- REQUIRED WORK -
Pull out every line of the items below that contains the string "section", matching upper and lower case.

---------- SOURCE DATA ----------

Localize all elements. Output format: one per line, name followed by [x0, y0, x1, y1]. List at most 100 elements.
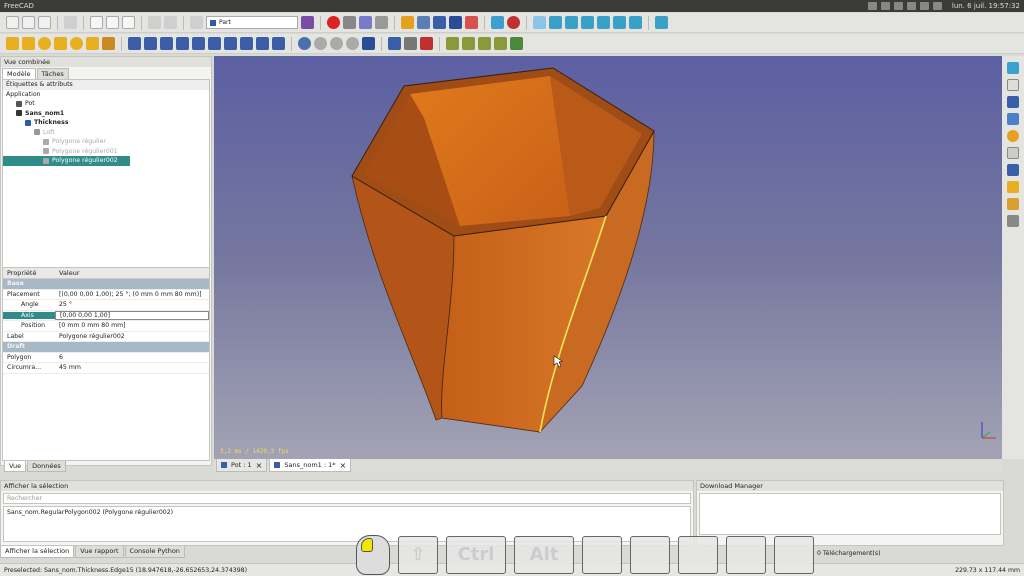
tab-model[interactable]: Modèle	[2, 68, 36, 79]
right-tool-2-icon[interactable]	[1007, 79, 1019, 91]
document-tab[interactable]: Pot : 1 ×	[216, 459, 268, 472]
view-top-icon[interactable]	[565, 16, 578, 29]
part-sphere-icon[interactable]	[38, 37, 51, 50]
tree-item[interactable]: Polygone régulier001	[3, 147, 209, 157]
fit-all-icon[interactable]	[491, 16, 504, 29]
view-rear-icon[interactable]	[597, 16, 610, 29]
right-tool-9-icon[interactable]	[1007, 198, 1019, 210]
view-left-icon[interactable]	[629, 16, 642, 29]
view-front-icon[interactable]	[549, 16, 562, 29]
property-row[interactable]: Placement [(0,00 0,00 1,00); 25 °; (0 mm …	[3, 290, 209, 300]
tab-report-view[interactable]: Vue rapport	[75, 546, 124, 558]
refresh-icon[interactable]	[190, 16, 203, 29]
tree-item[interactable]: Polygone régulier	[3, 137, 209, 147]
measure-linear-icon[interactable]	[446, 37, 459, 50]
3d-viewport[interactable]: 3,2 ms / 1420,3 fps	[214, 56, 1002, 459]
right-tool-1-icon[interactable]	[1007, 62, 1019, 74]
tree-item[interactable]: Polygone régulier002	[3, 156, 130, 166]
close-icon[interactable]: ×	[340, 461, 347, 470]
print-icon[interactable]	[64, 16, 77, 29]
part-cut-icon[interactable]	[314, 37, 327, 50]
property-value[interactable]: [(0,00 0,00 1,00); 25 °; (0 mm 0 mm 80 m…	[55, 291, 209, 298]
tray-icon-6[interactable]	[932, 2, 942, 10]
copy-icon[interactable]	[106, 16, 119, 29]
part-cylinder-icon[interactable]	[22, 37, 35, 50]
part-chamfer-icon[interactable]	[192, 37, 205, 50]
part-extrude-icon[interactable]	[128, 37, 141, 50]
part-section-icon[interactable]	[388, 37, 401, 50]
part-cone-icon[interactable]	[54, 37, 67, 50]
right-tool-8-icon[interactable]	[1007, 181, 1019, 193]
property-row[interactable]: Circumra... 45 mm	[3, 363, 209, 374]
property-group[interactable]: Draft	[3, 342, 209, 353]
tray-icon-3[interactable]	[893, 2, 903, 10]
undo-icon[interactable]	[148, 16, 161, 29]
property-value[interactable]: 25 °	[55, 301, 209, 308]
tray-icon-4[interactable]	[906, 2, 916, 10]
clock[interactable]: lun. 6 juil. 19:57:32	[946, 2, 1020, 10]
pot-model[interactable]	[214, 56, 1002, 459]
part-loft-icon[interactable]	[240, 37, 253, 50]
tab-data[interactable]: Données	[27, 461, 66, 472]
measure-toggle-icon[interactable]	[510, 37, 523, 50]
workbench-select[interactable]: Part	[206, 16, 298, 29]
close-icon[interactable]: ×	[256, 461, 263, 470]
view-more-icon[interactable]	[655, 16, 668, 29]
redo-icon[interactable]	[164, 16, 177, 29]
part-torus-icon[interactable]	[70, 37, 83, 50]
property-group[interactable]: Base	[3, 279, 209, 290]
tray-icon-5[interactable]	[919, 2, 929, 10]
right-tool-5-icon[interactable]	[1007, 130, 1019, 142]
tree-item[interactable]: Thickness	[3, 118, 209, 128]
part-box-icon[interactable]	[6, 37, 19, 50]
property-value[interactable]: 6	[55, 354, 209, 361]
document-tab[interactable]: Sans_nom1 : 1* ×	[269, 459, 352, 472]
measure-angular-icon[interactable]	[462, 37, 475, 50]
tab-python-console[interactable]: Console Python	[124, 546, 185, 558]
view-bottom-icon[interactable]	[613, 16, 626, 29]
tree-item[interactable]: Loft	[3, 128, 209, 138]
whats-this-icon[interactable]	[301, 16, 314, 29]
part-fuse-icon[interactable]	[330, 37, 343, 50]
tab-view[interactable]: Vue	[4, 461, 27, 472]
part-boolean-icon[interactable]	[298, 37, 311, 50]
view-isometric-icon[interactable]	[533, 16, 546, 29]
tray-icon-2[interactable]	[880, 2, 890, 10]
save-document-icon[interactable]	[38, 16, 51, 29]
part-primitives-icon[interactable]	[86, 37, 99, 50]
part-shape-builder-icon[interactable]	[102, 37, 115, 50]
tree-item[interactable]: Sans_nom1	[3, 109, 209, 119]
part-cross-section-icon[interactable]	[404, 37, 417, 50]
selection-list-item[interactable]: Sans_nom.RegularPolygon002 (Polygone rég…	[7, 509, 687, 516]
tab-selection-view[interactable]: Afficher la sélection	[0, 546, 75, 558]
part-ruled-surface-icon[interactable]	[224, 37, 237, 50]
part-revolve-icon[interactable]	[144, 37, 157, 50]
right-tool-10-icon[interactable]	[1007, 215, 1019, 227]
part-fillet-icon[interactable]	[176, 37, 189, 50]
selection-search-input[interactable]: Rechercher	[3, 493, 691, 504]
view-tool-3-icon[interactable]	[449, 16, 462, 29]
property-row[interactable]: Polygon 6	[3, 353, 209, 363]
draw-style-icon[interactable]	[507, 16, 520, 29]
right-tool-7-icon[interactable]	[1007, 164, 1019, 176]
property-column-header[interactable]: Propriété	[3, 269, 55, 277]
tab-tasks[interactable]: Tâches	[36, 68, 69, 79]
view-right-icon[interactable]	[581, 16, 594, 29]
part-make-face-icon[interactable]	[208, 37, 221, 50]
new-document-icon[interactable]	[6, 16, 19, 29]
property-value[interactable]: [0,00 0,00 1,00]	[55, 310, 209, 320]
macro-record-icon[interactable]	[327, 16, 340, 29]
property-value[interactable]: 45 mm	[55, 364, 209, 371]
right-tool-6-icon[interactable]	[1007, 147, 1019, 159]
right-tool-3-icon[interactable]	[1007, 96, 1019, 108]
right-tool-4-icon[interactable]	[1007, 113, 1019, 125]
measure-refresh-icon[interactable]	[478, 37, 491, 50]
part-join-icon[interactable]	[362, 37, 375, 50]
macro-edit-icon[interactable]	[359, 16, 372, 29]
measure-icon[interactable]	[401, 16, 414, 29]
part-sweep-icon[interactable]	[256, 37, 269, 50]
part-common-icon[interactable]	[346, 37, 359, 50]
property-row[interactable]: Axis [0,00 0,00 1,00]	[3, 310, 209, 321]
value-column-header[interactable]: Valeur	[55, 269, 80, 277]
property-value[interactable]: [0 mm 0 mm 80 mm]	[55, 322, 209, 329]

----------

- RESULT BELOW -
part-section-icon[interactable]	[388, 37, 401, 50]
part-cross-section-icon[interactable]	[404, 37, 417, 50]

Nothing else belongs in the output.